[Begin]
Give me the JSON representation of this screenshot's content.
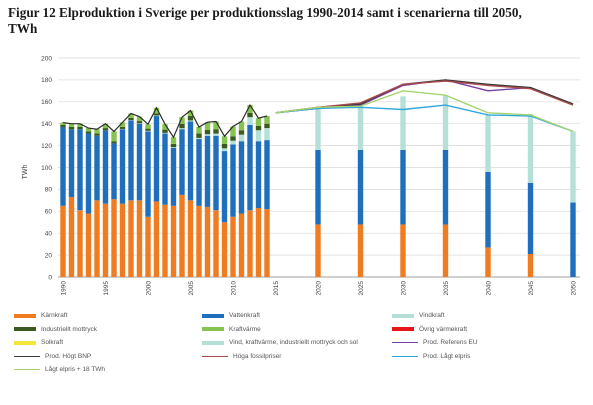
{
  "figure": {
    "caption_line1": "Figur 12 Elproduktion i Sverige per produktionsslag 1990-2014 samt i scenarierna till 2050,",
    "caption_line2": "TWh"
  },
  "chart_data": {
    "type": "bar",
    "ylabel": "TWh",
    "ylim": [
      0,
      200
    ],
    "yticks": [
      0,
      20,
      40,
      60,
      80,
      100,
      120,
      140,
      160,
      180,
      200
    ],
    "grid": true,
    "legend_position": "bottom",
    "historic": {
      "years": [
        1990,
        1991,
        1992,
        1993,
        1994,
        1995,
        1996,
        1997,
        1998,
        1999,
        2000,
        2001,
        2002,
        2003,
        2004,
        2005,
        2006,
        2007,
        2008,
        2009,
        2010,
        2011,
        2012,
        2013,
        2014
      ],
      "series": [
        {
          "name": "Kärnkraft",
          "color": "#f07c22",
          "values": [
            65,
            73,
            61,
            58,
            70,
            67,
            71,
            67,
            70,
            70,
            55,
            69,
            66,
            65,
            75,
            70,
            65,
            64,
            61,
            50,
            55,
            58,
            61,
            63,
            62
          ]
        },
        {
          "name": "Vattenkraft",
          "color": "#1f6fbd",
          "values": [
            72,
            62,
            74,
            73,
            59,
            67,
            51,
            68,
            73,
            70,
            78,
            78,
            65,
            53,
            60,
            72,
            61,
            65,
            68,
            65,
            66,
            66,
            78,
            61,
            63
          ]
        },
        {
          "name": "Vindkraft",
          "color": "#b5e0d8",
          "values": [
            0,
            0,
            0,
            0,
            0,
            0,
            0,
            0.2,
            0.3,
            0.4,
            0.5,
            0.5,
            0.6,
            0.6,
            0.9,
            1,
            1,
            1.4,
            2,
            2.5,
            3.5,
            6,
            7,
            10,
            11
          ]
        },
        {
          "name": "Industriellt mottryck",
          "color": "#3b5a1e",
          "values": [
            2,
            2,
            2,
            2,
            2,
            2,
            2,
            2,
            2,
            2,
            2,
            2,
            3,
            3,
            4,
            4,
            4,
            4,
            4,
            4,
            4,
            4,
            4,
            4,
            4
          ]
        },
        {
          "name": "Kraftvärme",
          "color": "#86c450",
          "values": [
            2,
            3,
            3,
            3,
            4,
            4,
            9,
            4,
            4,
            4,
            4,
            5,
            5,
            6,
            6,
            5,
            6,
            7,
            7,
            7,
            9,
            8,
            7,
            7,
            7
          ]
        }
      ]
    },
    "scenario": {
      "years": [
        2020,
        2025,
        2030,
        2035,
        2040,
        2045,
        2050
      ],
      "series": [
        {
          "name": "Kärnkraft",
          "color": "#f07c22",
          "values": [
            48,
            48,
            48,
            48,
            27,
            21,
            0
          ]
        },
        {
          "name": "Vattenkraft",
          "color": "#1f6fbd",
          "values": [
            68,
            68,
            68,
            68,
            69,
            65,
            68
          ]
        },
        {
          "name": "Vind, kraftvärme, industriellt mottryck och sol",
          "color": "#b5e0d8",
          "values": [
            38,
            41,
            49,
            50,
            52,
            63,
            65
          ]
        }
      ]
    },
    "lines": {
      "years": [
        2015,
        2020,
        2025,
        2030,
        2035,
        2040,
        2045,
        2050
      ],
      "series": [
        {
          "name": "Prod. Referens EU",
          "color": "#7a3da2",
          "values": [
            150,
            154,
            157,
            175,
            180,
            170,
            173,
            158
          ]
        },
        {
          "name": "Prod. Högt BNP",
          "color": "#3a3a3a",
          "values": [
            150,
            155,
            158,
            176,
            180,
            176,
            173,
            158
          ]
        },
        {
          "name": "Höga fossilpriser",
          "color": "#a84a4a",
          "values": [
            150,
            155,
            159,
            176,
            179,
            175,
            172,
            157
          ]
        },
        {
          "name": "Prod. Lågt elpris",
          "color": "#2fa8dc",
          "values": [
            150,
            154,
            155,
            153,
            157,
            148,
            147,
            133
          ]
        },
        {
          "name": "Lågt elpris + 18 TWh",
          "color": "#a6d46e",
          "values": [
            150,
            155,
            156,
            170,
            166,
            150,
            148,
            133
          ]
        }
      ]
    },
    "xtick_labels": [
      "1990",
      "1995",
      "2000",
      "2005",
      "2010",
      "2015",
      "2020",
      "2025",
      "2030",
      "2035",
      "2040",
      "2045",
      "2050"
    ],
    "legend": [
      {
        "name": "Kärnkraft",
        "kind": "swatch",
        "color": "#f07c22"
      },
      {
        "name": "Vattenkraft",
        "kind": "swatch",
        "color": "#1f6fbd"
      },
      {
        "name": "Vindkraft",
        "kind": "swatch",
        "color": "#b5e0d8"
      },
      {
        "name": "Industriellt mottryck",
        "kind": "swatch",
        "color": "#3b5a1e"
      },
      {
        "name": "Kraftvärme",
        "kind": "swatch",
        "color": "#86c450"
      },
      {
        "name": "Övrig värmekraft",
        "kind": "swatch",
        "color": "#e8141b"
      },
      {
        "name": "Solkraft",
        "kind": "swatch",
        "color": "#f5e53a"
      },
      {
        "name": "Vind, kraftvärme, industriellt mottryck och sol",
        "kind": "swatch",
        "color": "#b5e0d8"
      },
      {
        "name": "Prod. Referens EU",
        "kind": "line",
        "color": "#7a3da2"
      },
      {
        "name": "Prod. Högt BNP",
        "kind": "line",
        "color": "#3a3a3a"
      },
      {
        "name": "Höga fossilpriser",
        "kind": "line",
        "color": "#a84a4a"
      },
      {
        "name": "Prod. Lågt elpris",
        "kind": "line",
        "color": "#2fa8dc"
      },
      {
        "name": "Lågt elpris + 18 TWh",
        "kind": "line",
        "color": "#a6d46e"
      }
    ]
  }
}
[End]
What is asked >>
In the records above, find each line holding "Högt" and copy it.

Exercise answer >>
          "name": "Prod. Högt BNP",
        "name": "Prod. Högt BNP",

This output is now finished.